(Rows from a figure dataset)
+ + + +

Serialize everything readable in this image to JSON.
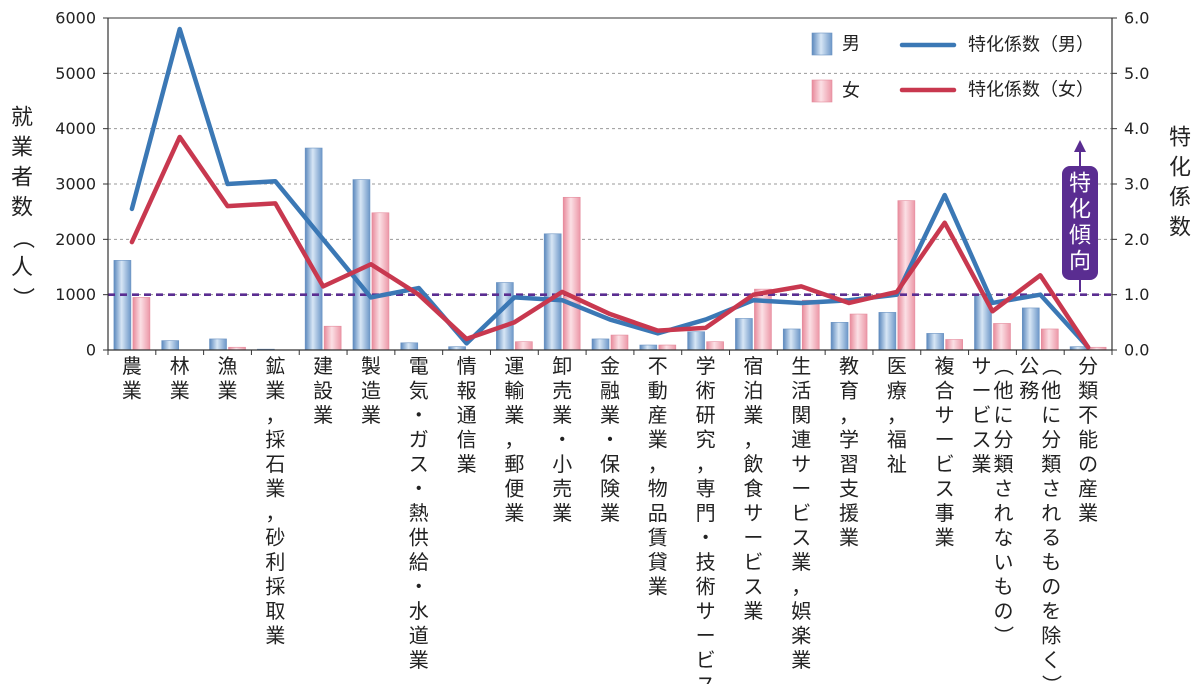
{
  "chart_data": {
    "type": "bar",
    "categories": [
      "農業",
      "林業",
      "漁業",
      "鉱業，採石業，砂利採取業",
      "建設業",
      "製造業",
      "電気・ガス・熱供給・水道業",
      "情報通信業",
      "運輸業，郵便業",
      "卸売業・小売業",
      "金融業・保険業",
      "不動産業，物品賃貸業",
      "学術研究，専門・技術サービス業",
      "宿泊業，飲食サービス業",
      "生活関連サービス業，娯楽業",
      "教育，学習支援業",
      "医療，福祉",
      "複合サービス事業",
      "サービス業（他に分類されないもの）",
      "公務（他に分類されるものを除く）",
      "分類不能の産業"
    ],
    "category_labels": [
      [
        "農業"
      ],
      [
        "林業"
      ],
      [
        "漁業"
      ],
      [
        "鉱業，採石業，砂利採取業"
      ],
      [
        "建設業"
      ],
      [
        "製造業"
      ],
      [
        "電気・ガス・熱供給・水道業"
      ],
      [
        "情報通信業"
      ],
      [
        "運輸業，郵便業"
      ],
      [
        "卸売業・小売業"
      ],
      [
        "金融業・保険業"
      ],
      [
        "不動産業，物品賃貸業"
      ],
      [
        "学術研究，専門・技術サービス業"
      ],
      [
        "宿泊業，飲食サービス業"
      ],
      [
        "生活関連サービス業，娯楽業"
      ],
      [
        "教育，学習支援業"
      ],
      [
        "医療，福祉"
      ],
      [
        "複合サービス事業"
      ],
      [
        "サービス業",
        "（他に分類されないもの）"
      ],
      [
        "公務",
        "（他に分類されるものを除く）"
      ],
      [
        "分類不能の産業"
      ]
    ],
    "series": [
      {
        "name": "男",
        "type": "bar",
        "axis": "left",
        "color": "#7fa6cf",
        "values": [
          1620,
          170,
          200,
          15,
          3650,
          3080,
          130,
          60,
          1220,
          2100,
          200,
          90,
          330,
          570,
          380,
          500,
          680,
          300,
          1000,
          760,
          60
        ]
      },
      {
        "name": "女",
        "type": "bar",
        "axis": "left",
        "color": "#f0a9b5",
        "values": [
          950,
          0,
          50,
          0,
          430,
          2480,
          0,
          0,
          150,
          2760,
          270,
          90,
          150,
          1100,
          900,
          650,
          2700,
          190,
          480,
          380,
          50
        ]
      },
      {
        "name": "特化係数（男）",
        "type": "line",
        "axis": "right",
        "color": "#3b78b5",
        "values": [
          2.55,
          5.8,
          3.0,
          3.05,
          2.0,
          0.95,
          1.12,
          0.12,
          0.95,
          0.9,
          0.55,
          0.3,
          0.55,
          0.9,
          0.85,
          0.9,
          1.0,
          2.8,
          0.85,
          1.0,
          0.05
        ]
      },
      {
        "name": "特化係数（女）",
        "type": "line",
        "axis": "right",
        "color": "#c8384f",
        "values": [
          1.95,
          3.85,
          2.6,
          2.65,
          1.15,
          1.55,
          1.0,
          0.2,
          0.5,
          1.05,
          0.65,
          0.35,
          0.4,
          1.0,
          1.15,
          0.85,
          1.05,
          2.3,
          0.7,
          1.35,
          0.05
        ]
      }
    ],
    "y_left": {
      "label": "就業者数（人）",
      "ylim": [
        0,
        6000
      ],
      "ticks": [
        0,
        1000,
        2000,
        3000,
        4000,
        5000,
        6000
      ]
    },
    "y_right": {
      "label": "特化係数",
      "ylim": [
        0,
        6
      ],
      "ticks": [
        "0.0",
        "1.0",
        "2.0",
        "3.0",
        "4.0",
        "5.0",
        "6.0"
      ]
    },
    "reference_line": {
      "value": 1.0,
      "color": "#5a2d91"
    },
    "annotation": {
      "text": "特化傾向",
      "color": "#5a2d91"
    },
    "grid": "horizontal dashed",
    "legend_placement": "top-right"
  }
}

+ + + +

- [Set problem]:
Transcribe every line from the records above without alteration, and leave out the images.

- [Solution to this problem]:
Serialize everything readable in this image to JSON.
{
  "chart_data": {
    "type": "bar",
    "categories": [
      "農業",
      "林業",
      "漁業",
      "鉱業，採石業，砂利採取業",
      "建設業",
      "製造業",
      "電気・ガス・熱供給・水道業",
      "情報通信業",
      "運輸業，郵便業",
      "卸売業・小売業",
      "金融業・保険業",
      "不動産業，物品賃貸業",
      "学術研究，専門・技術サービス業",
      "宿泊業，飲食サービス業",
      "生活関連サービス業，娯楽業",
      "教育，学習支援業",
      "医療，福祉",
      "複合サービス事業",
      "サービス業（他に分類されないもの）",
      "公務（他に分類されるものを除く）",
      "分類不能の産業"
    ],
    "category_labels": [
      [
        "農業"
      ],
      [
        "林業"
      ],
      [
        "漁業"
      ],
      [
        "鉱業，採石業，砂利採取業"
      ],
      [
        "建設業"
      ],
      [
        "製造業"
      ],
      [
        "電気・ガス・熱供給・水道業"
      ],
      [
        "情報通信業"
      ],
      [
        "運輸業，郵便業"
      ],
      [
        "卸売業・小売業"
      ],
      [
        "金融業・保険業"
      ],
      [
        "不動産業，物品賃貸業"
      ],
      [
        "学術研究，専門・技術サービス業"
      ],
      [
        "宿泊業，飲食サービス業"
      ],
      [
        "生活関連サービス業，娯楽業"
      ],
      [
        "教育，学習支援業"
      ],
      [
        "医療，福祉"
      ],
      [
        "複合サービス事業"
      ],
      [
        "サービス業",
        "（他に分類されないもの）"
      ],
      [
        "公務",
        "（他に分類されるものを除く）"
      ],
      [
        "分類不能の産業"
      ]
    ],
    "series": [
      {
        "name": "男",
        "type": "bar",
        "axis": "left",
        "color": "#7fa6cf",
        "values": [
          1620,
          170,
          200,
          15,
          3650,
          3080,
          130,
          60,
          1220,
          2100,
          200,
          90,
          330,
          570,
          380,
          500,
          680,
          300,
          1000,
          760,
          60
        ]
      },
      {
        "name": "女",
        "type": "bar",
        "axis": "left",
        "color": "#f0a9b5",
        "values": [
          950,
          0,
          50,
          0,
          430,
          2480,
          0,
          0,
          150,
          2760,
          270,
          90,
          150,
          1100,
          900,
          650,
          2700,
          190,
          480,
          380,
          50
        ]
      },
      {
        "name": "特化係数（男）",
        "type": "line",
        "axis": "right",
        "color": "#3b78b5",
        "values": [
          2.55,
          5.8,
          3.0,
          3.05,
          2.0,
          0.95,
          1.12,
          0.12,
          0.95,
          0.9,
          0.55,
          0.3,
          0.55,
          0.9,
          0.85,
          0.9,
          1.0,
          2.8,
          0.85,
          1.0,
          0.05
        ]
      },
      {
        "name": "特化係数（女）",
        "type": "line",
        "axis": "right",
        "color": "#c8384f",
        "values": [
          1.95,
          3.85,
          2.6,
          2.65,
          1.15,
          1.55,
          1.0,
          0.2,
          0.5,
          1.05,
          0.65,
          0.35,
          0.4,
          1.0,
          1.15,
          0.85,
          1.05,
          2.3,
          0.7,
          1.35,
          0.05
        ]
      }
    ],
    "y_left": {
      "label": "就業者数（人）",
      "ylim": [
        0,
        6000
      ],
      "ticks": [
        0,
        1000,
        2000,
        3000,
        4000,
        5000,
        6000
      ]
    },
    "y_right": {
      "label": "特化係数",
      "ylim": [
        0,
        6
      ],
      "ticks": [
        "0.0",
        "1.0",
        "2.0",
        "3.0",
        "4.0",
        "5.0",
        "6.0"
      ]
    },
    "reference_line": {
      "value": 1.0,
      "color": "#5a2d91"
    },
    "annotation": {
      "text": "特化傾向",
      "color": "#5a2d91"
    },
    "grid": "horizontal dashed",
    "legend_placement": "top-right"
  }
}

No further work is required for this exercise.